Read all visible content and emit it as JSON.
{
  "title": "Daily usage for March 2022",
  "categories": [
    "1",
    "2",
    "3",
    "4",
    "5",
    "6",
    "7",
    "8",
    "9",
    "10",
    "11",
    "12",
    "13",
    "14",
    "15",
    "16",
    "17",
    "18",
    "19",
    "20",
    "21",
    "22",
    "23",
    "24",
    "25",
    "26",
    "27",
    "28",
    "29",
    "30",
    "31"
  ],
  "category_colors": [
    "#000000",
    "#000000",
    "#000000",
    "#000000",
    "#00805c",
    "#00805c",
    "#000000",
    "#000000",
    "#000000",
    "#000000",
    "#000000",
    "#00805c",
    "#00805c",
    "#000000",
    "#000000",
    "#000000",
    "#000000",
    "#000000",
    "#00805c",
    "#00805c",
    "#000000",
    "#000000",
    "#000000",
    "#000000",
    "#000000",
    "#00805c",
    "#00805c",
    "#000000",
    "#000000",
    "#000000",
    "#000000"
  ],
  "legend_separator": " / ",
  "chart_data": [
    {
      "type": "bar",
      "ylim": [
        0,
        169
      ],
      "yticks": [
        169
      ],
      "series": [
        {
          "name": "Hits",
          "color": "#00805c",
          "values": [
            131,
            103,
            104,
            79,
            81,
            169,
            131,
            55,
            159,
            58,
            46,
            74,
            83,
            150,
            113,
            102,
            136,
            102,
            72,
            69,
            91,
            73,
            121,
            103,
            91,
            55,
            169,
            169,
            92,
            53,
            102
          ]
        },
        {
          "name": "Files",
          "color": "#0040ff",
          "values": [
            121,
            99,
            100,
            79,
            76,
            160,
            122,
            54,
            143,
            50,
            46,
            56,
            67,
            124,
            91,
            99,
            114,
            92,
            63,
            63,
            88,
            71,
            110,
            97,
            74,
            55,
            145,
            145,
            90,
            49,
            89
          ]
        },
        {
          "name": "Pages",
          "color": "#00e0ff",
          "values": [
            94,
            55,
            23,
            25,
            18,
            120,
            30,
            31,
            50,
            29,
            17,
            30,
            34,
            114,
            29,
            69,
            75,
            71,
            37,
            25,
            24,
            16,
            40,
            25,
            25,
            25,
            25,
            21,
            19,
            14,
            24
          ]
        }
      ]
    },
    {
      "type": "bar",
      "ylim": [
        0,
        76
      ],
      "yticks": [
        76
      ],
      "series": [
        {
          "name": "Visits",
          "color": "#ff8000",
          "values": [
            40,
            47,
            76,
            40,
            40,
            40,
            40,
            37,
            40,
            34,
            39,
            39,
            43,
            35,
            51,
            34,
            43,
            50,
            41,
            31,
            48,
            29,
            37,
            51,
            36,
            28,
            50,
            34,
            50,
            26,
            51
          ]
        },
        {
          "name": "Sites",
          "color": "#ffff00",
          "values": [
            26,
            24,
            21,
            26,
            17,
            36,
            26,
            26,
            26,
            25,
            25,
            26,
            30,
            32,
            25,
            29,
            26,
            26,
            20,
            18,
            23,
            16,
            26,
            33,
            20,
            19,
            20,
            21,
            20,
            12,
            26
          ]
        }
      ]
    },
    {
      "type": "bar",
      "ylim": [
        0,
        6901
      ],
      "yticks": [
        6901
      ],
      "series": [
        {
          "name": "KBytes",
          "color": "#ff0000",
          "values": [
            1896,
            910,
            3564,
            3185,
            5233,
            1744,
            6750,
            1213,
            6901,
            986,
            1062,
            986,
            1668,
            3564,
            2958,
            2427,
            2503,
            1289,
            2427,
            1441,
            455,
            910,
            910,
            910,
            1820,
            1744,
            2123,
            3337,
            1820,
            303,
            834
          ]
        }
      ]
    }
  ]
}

────

Challenge =
Read through the data and copy every line where "name" shows up.

Solution for this problem =
          "name": "Hits",
          "name": "Files",
          "name": "Pages",
          "name": "Visits",
          "name": "Sites",
          "name": "KBytes",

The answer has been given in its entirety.